→ Extracted records
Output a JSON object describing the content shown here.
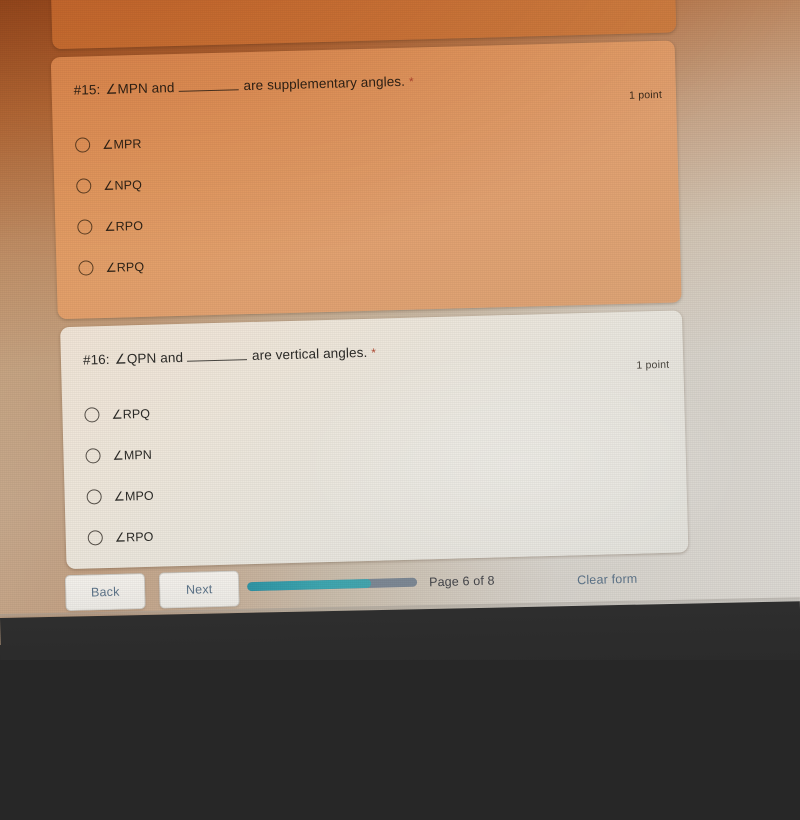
{
  "form": {
    "top_partial_card": {
      "present": true
    },
    "questions": [
      {
        "id": "q15",
        "number_prefix": "#15:",
        "stem_before_blank": "∠MPN and",
        "stem_after_blank": "are supplementary angles.",
        "required_marker": "*",
        "points": "1 point",
        "options": [
          {
            "label": "∠MPR",
            "selected": false
          },
          {
            "label": "∠NPQ",
            "selected": false
          },
          {
            "label": "∠RPO",
            "selected": false
          },
          {
            "label": "∠RPQ",
            "selected": false
          }
        ]
      },
      {
        "id": "q16",
        "number_prefix": "#16:",
        "stem_before_blank": "∠QPN and",
        "stem_after_blank": "are vertical angles.",
        "required_marker": "*",
        "points": "1 point",
        "options": [
          {
            "label": "∠RPQ",
            "selected": false
          },
          {
            "label": "∠MPN",
            "selected": false
          },
          {
            "label": "∠MPO",
            "selected": false
          },
          {
            "label": "∠RPO",
            "selected": false
          }
        ]
      }
    ]
  },
  "navigation": {
    "back_label": "Back",
    "next_label": "Next",
    "page_indicator": "Page 6 of 8",
    "clear_form_label": "Clear form",
    "progress_percent": 73
  },
  "colors": {
    "progress_fill": "#3c9aa8",
    "progress_track": "#7d8894",
    "link_text": "#5d7489",
    "required_star": "#b24a33",
    "card_q15_bg": "#e29559",
    "card_q16_bg": "#eee6da",
    "bezel": "#2b2b2b"
  }
}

→ Problem requirements
Extract the entries in full, exactly as they are, minus the pictures.

→ Solution to the exercise
Output a JSON object describing the content shown here.
{
  "form": {
    "top_partial_card": {
      "present": true
    },
    "questions": [
      {
        "id": "q15",
        "number_prefix": "#15:",
        "stem_before_blank": "∠MPN and",
        "stem_after_blank": "are supplementary angles.",
        "required_marker": "*",
        "points": "1 point",
        "options": [
          {
            "label": "∠MPR",
            "selected": false
          },
          {
            "label": "∠NPQ",
            "selected": false
          },
          {
            "label": "∠RPO",
            "selected": false
          },
          {
            "label": "∠RPQ",
            "selected": false
          }
        ]
      },
      {
        "id": "q16",
        "number_prefix": "#16:",
        "stem_before_blank": "∠QPN and",
        "stem_after_blank": "are vertical angles.",
        "required_marker": "*",
        "points": "1 point",
        "options": [
          {
            "label": "∠RPQ",
            "selected": false
          },
          {
            "label": "∠MPN",
            "selected": false
          },
          {
            "label": "∠MPO",
            "selected": false
          },
          {
            "label": "∠RPO",
            "selected": false
          }
        ]
      }
    ]
  },
  "navigation": {
    "back_label": "Back",
    "next_label": "Next",
    "page_indicator": "Page 6 of 8",
    "clear_form_label": "Clear form",
    "progress_percent": 73
  },
  "colors": {
    "progress_fill": "#3c9aa8",
    "progress_track": "#7d8894",
    "link_text": "#5d7489",
    "required_star": "#b24a33",
    "card_q15_bg": "#e29559",
    "card_q16_bg": "#eee6da",
    "bezel": "#2b2b2b"
  }
}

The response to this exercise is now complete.